··· Text to read

Don’t worry about mainland slowdown, Premier Li tells Davos

Li Keqiang, China's premier, speaks during a session on the opening day of the World Economic Forum in Davos, Switzerland

Li Keqiang, China’s premier, speaks during a session on the opening day of the World Economic Forum in Davos, Switzerland

 

China will avoid a hard landing and is focused on ensuring long-term medium-to-fast growth, Premier Li Keqiang told global leaders in Davos.
While the economy will still face large downward pressures in 2015, China won’t have systemic financial risks and will seek to improve the quality of growth to ensure an “appropriate” pace of expansion, Li said Wednesday in a speech at the World Economic Forum in the Swiss ski town.
A few hours earlier, the central bank governor said on a panel that a slower expansion is “good news” if it’s more sustainable. The comments and the first reverse-repurchase agreements in a year on Thursday follow data this week showing 7.4 economic percent growth for 2014, the slowest in 24 years and the first failure to meet government targets this century.

······
··· Supplied entries

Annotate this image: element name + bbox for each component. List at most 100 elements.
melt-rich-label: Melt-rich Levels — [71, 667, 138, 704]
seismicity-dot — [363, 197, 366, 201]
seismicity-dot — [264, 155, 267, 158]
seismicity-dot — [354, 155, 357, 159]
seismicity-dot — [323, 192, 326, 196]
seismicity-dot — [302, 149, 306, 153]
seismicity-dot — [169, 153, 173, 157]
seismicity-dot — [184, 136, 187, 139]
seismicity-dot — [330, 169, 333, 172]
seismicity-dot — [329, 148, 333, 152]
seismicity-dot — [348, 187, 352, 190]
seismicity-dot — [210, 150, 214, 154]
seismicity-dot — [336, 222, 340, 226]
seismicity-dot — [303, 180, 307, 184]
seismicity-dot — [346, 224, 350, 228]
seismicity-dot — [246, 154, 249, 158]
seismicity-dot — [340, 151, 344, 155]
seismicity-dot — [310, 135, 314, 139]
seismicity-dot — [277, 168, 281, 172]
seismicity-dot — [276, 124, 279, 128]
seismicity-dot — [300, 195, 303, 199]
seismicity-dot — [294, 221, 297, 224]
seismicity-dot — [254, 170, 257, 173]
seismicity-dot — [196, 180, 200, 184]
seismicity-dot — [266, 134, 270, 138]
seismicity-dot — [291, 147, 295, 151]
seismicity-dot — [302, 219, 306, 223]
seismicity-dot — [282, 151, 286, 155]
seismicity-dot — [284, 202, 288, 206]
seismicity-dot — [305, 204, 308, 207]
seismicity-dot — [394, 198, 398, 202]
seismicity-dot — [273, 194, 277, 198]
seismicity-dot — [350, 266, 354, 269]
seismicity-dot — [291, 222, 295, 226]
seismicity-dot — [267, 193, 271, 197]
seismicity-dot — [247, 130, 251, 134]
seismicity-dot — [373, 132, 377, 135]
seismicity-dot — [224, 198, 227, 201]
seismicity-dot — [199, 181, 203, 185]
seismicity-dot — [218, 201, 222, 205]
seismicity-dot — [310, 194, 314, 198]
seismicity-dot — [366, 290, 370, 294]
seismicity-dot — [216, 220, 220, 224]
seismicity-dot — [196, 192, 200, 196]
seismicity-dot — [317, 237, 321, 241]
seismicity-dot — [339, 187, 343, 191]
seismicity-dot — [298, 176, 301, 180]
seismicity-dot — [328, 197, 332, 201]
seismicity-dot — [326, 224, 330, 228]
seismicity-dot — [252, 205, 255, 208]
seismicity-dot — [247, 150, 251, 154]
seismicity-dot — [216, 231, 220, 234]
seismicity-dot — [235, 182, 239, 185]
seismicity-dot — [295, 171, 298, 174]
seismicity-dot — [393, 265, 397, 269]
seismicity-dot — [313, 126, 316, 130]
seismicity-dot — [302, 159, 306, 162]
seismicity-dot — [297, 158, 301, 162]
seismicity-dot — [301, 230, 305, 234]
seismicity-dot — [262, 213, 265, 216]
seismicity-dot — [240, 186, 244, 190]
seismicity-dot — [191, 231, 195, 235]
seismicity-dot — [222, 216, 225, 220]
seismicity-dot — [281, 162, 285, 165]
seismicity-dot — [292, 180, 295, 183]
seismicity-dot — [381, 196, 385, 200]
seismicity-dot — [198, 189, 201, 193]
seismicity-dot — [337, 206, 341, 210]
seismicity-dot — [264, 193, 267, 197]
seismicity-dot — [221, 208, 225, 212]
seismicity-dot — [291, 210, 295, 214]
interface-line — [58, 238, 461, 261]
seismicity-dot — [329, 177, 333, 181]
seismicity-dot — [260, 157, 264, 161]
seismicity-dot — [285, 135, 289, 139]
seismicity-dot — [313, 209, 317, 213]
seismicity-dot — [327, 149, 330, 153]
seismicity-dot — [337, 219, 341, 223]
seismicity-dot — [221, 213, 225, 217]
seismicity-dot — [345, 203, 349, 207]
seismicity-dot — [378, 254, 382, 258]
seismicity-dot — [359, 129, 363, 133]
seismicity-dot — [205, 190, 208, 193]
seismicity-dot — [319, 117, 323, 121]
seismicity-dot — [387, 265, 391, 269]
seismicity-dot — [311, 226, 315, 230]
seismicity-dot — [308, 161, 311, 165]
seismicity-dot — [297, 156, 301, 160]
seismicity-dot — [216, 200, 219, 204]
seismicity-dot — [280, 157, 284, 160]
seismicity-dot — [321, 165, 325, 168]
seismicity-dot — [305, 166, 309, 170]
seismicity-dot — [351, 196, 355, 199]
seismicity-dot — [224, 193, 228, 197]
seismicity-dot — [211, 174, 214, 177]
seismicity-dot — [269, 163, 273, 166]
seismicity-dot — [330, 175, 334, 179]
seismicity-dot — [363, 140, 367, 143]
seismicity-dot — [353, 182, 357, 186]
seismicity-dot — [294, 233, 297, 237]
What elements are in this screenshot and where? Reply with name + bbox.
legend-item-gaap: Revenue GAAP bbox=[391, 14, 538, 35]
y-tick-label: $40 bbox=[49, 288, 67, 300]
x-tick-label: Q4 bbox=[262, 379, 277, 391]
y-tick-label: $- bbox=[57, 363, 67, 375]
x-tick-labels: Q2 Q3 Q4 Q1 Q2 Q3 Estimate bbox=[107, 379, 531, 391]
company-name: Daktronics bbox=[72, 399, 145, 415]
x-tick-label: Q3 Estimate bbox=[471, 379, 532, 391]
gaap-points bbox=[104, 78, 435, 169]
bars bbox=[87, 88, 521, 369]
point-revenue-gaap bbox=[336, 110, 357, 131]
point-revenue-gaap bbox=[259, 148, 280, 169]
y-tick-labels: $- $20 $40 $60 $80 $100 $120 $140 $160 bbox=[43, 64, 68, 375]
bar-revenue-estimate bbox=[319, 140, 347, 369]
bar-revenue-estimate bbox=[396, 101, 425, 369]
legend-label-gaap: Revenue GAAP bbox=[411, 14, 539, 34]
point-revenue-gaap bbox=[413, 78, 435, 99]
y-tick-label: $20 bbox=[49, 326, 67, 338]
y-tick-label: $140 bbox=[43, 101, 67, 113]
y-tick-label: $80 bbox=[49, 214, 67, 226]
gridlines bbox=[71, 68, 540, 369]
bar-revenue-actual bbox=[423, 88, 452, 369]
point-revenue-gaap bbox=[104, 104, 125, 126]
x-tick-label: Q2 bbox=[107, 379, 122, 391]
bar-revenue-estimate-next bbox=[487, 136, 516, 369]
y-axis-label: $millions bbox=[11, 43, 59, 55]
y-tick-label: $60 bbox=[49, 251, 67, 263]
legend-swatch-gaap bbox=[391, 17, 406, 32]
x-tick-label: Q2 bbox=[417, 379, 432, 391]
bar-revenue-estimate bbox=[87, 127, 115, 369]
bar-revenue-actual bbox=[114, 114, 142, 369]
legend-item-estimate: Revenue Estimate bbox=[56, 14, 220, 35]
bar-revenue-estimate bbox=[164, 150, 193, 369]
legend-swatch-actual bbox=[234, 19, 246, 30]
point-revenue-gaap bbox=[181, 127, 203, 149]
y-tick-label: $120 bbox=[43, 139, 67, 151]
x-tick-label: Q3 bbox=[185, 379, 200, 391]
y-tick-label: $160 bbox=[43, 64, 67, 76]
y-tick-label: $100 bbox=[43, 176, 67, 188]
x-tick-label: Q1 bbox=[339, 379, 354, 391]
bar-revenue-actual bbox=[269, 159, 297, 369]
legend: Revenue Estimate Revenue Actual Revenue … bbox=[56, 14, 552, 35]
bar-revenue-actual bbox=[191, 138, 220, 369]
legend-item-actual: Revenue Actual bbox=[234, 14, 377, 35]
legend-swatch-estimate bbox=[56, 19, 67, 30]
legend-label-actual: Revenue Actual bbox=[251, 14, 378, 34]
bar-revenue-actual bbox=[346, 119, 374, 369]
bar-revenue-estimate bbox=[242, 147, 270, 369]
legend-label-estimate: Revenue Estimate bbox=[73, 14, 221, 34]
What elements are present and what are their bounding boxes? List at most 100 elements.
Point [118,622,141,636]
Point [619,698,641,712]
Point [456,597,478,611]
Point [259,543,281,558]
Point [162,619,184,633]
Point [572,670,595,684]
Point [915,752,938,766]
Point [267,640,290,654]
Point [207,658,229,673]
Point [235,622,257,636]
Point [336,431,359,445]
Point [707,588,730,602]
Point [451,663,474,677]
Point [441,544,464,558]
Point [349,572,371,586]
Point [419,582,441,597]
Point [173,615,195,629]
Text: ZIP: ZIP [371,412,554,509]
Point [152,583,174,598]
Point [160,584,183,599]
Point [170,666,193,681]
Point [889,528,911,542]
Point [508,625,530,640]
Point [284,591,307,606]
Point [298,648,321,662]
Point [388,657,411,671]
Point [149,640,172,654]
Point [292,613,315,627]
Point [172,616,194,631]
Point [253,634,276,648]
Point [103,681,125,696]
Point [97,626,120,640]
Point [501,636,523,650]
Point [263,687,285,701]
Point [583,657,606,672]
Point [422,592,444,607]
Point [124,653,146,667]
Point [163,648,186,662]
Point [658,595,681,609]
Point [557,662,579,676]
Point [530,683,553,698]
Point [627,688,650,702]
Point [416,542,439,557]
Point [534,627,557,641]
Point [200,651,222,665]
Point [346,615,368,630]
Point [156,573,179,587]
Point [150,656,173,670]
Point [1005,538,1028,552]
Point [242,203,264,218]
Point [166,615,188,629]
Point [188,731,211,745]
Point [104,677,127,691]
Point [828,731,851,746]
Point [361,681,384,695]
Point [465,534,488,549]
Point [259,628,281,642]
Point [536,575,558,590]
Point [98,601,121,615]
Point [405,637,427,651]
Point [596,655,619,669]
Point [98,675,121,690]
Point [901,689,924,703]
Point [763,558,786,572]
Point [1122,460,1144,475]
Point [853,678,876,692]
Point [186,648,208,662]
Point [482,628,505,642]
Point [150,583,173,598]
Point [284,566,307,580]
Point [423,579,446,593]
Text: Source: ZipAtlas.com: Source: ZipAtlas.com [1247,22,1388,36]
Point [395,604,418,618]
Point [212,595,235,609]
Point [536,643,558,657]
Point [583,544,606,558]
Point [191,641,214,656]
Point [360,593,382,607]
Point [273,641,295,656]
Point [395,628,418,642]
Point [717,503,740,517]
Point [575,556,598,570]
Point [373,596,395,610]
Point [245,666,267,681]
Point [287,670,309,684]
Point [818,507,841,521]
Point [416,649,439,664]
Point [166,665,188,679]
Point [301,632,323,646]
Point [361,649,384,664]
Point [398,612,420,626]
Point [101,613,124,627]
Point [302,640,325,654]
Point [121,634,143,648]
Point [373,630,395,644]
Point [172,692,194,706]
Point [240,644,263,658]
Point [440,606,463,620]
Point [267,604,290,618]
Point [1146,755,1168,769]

······

### Set task A:
According to the Davos article, what did the central bank governor call a slower expansion?
### Set task B:
Reproduce the part of the Davos article starting with "Don’t worry about" and going on through "leaders in Davos.".
Answer from the Davos article alone, not the material.

### Exercise result A:
He called it "good news" if it's more sustainable.

### Exercise result B:
Don’t worry about mainland slowdown, Premier Li tells Davos

Li Keqiang, China's premier, speaks during a session on the opening day of the World Economic Forum in Davos, Switzerland

Li Keqiang, China’s premier, speaks during a session on the opening day of the World Economic Forum in Davos, Switzerland

 

China will avoid a hard landing and is focused on ensuring long-term medium-to-fast growth, Premier Li Keqiang told global leaders in Davos.